(EXTRACTED ENTRIES):

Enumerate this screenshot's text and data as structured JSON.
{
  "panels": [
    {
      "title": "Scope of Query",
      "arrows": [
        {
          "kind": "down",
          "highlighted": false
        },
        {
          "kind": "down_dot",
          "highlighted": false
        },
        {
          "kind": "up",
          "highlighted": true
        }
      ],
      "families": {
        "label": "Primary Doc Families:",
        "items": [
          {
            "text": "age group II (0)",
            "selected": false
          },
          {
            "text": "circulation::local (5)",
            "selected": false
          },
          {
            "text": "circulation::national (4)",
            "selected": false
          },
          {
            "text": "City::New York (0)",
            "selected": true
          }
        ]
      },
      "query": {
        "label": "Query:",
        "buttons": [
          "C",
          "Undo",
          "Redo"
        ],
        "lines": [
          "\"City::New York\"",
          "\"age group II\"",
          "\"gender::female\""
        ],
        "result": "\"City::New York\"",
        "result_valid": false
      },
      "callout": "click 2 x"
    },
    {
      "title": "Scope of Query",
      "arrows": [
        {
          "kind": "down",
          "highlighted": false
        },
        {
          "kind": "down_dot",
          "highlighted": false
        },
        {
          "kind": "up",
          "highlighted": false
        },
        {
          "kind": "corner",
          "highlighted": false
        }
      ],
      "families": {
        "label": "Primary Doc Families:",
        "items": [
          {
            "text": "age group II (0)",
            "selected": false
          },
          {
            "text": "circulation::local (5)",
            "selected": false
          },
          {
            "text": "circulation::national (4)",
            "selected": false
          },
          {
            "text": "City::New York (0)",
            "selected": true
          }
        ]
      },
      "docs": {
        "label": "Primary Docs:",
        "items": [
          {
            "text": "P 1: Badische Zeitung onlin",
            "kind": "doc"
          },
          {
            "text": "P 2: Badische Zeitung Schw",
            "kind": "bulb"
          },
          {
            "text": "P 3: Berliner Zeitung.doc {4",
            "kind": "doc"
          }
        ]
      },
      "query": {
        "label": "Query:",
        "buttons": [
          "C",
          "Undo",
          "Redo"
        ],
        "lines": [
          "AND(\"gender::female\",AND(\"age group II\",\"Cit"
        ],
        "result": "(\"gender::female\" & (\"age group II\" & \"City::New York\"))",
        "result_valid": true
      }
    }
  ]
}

(TASK PROMPT): Transcribe each entry exactly.

(EXPECTED OUTPUT):
Enumerate this screenshot's text and data as structured JSON.
{
  "panels": [
    {
      "title": "Scope of Query",
      "arrows": [
        {
          "kind": "down",
          "highlighted": false
        },
        {
          "kind": "down_dot",
          "highlighted": false
        },
        {
          "kind": "up",
          "highlighted": true
        }
      ],
      "families": {
        "label": "Primary Doc Families:",
        "items": [
          {
            "text": "age group II (0)",
            "selected": false
          },
          {
            "text": "circulation::local (5)",
            "selected": false
          },
          {
            "text": "circulation::national (4)",
            "selected": false
          },
          {
            "text": "City::New York (0)",
            "selected": true
          }
        ]
      },
      "query": {
        "label": "Query:",
        "buttons": [
          "C",
          "Undo",
          "Redo"
        ],
        "lines": [
          "\"City::New York\"",
          "\"age group II\"",
          "\"gender::female\""
        ],
        "result": "\"City::New York\"",
        "result_valid": false
      },
      "callout": "click 2 x"
    },
    {
      "title": "Scope of Query",
      "arrows": [
        {
          "kind": "down",
          "highlighted": false
        },
        {
          "kind": "down_dot",
          "highlighted": false
        },
        {
          "kind": "up",
          "highlighted": false
        },
        {
          "kind": "corner",
          "highlighted": false
        }
      ],
      "families": {
        "label": "Primary Doc Families:",
        "items": [
          {
            "text": "age group II (0)",
            "selected": false
          },
          {
            "text": "circulation::local (5)",
            "selected": false
          },
          {
            "text": "circulation::national (4)",
            "selected": false
          },
          {
            "text": "City::New York (0)",
            "selected": true
          }
        ]
      },
      "docs": {
        "label": "Primary Docs:",
        "items": [
          {
            "text": "P 1: Badische Zeitung onlin",
            "kind": "doc"
          },
          {
            "text": "P 2: Badische Zeitung Schw",
            "kind": "bulb"
          },
          {
            "text": "P 3: Berliner Zeitung.doc {4",
            "kind": "doc"
          }
        ]
      },
      "query": {
        "label": "Query:",
        "buttons": [
          "C",
          "Undo",
          "Redo"
        ],
        "lines": [
          "AND(\"gender::female\",AND(\"age group II\",\"Cit"
        ],
        "result": "(\"gender::female\" & (\"age group II\" & \"City::New York\"))",
        "result_valid": true
      }
    }
  ]
}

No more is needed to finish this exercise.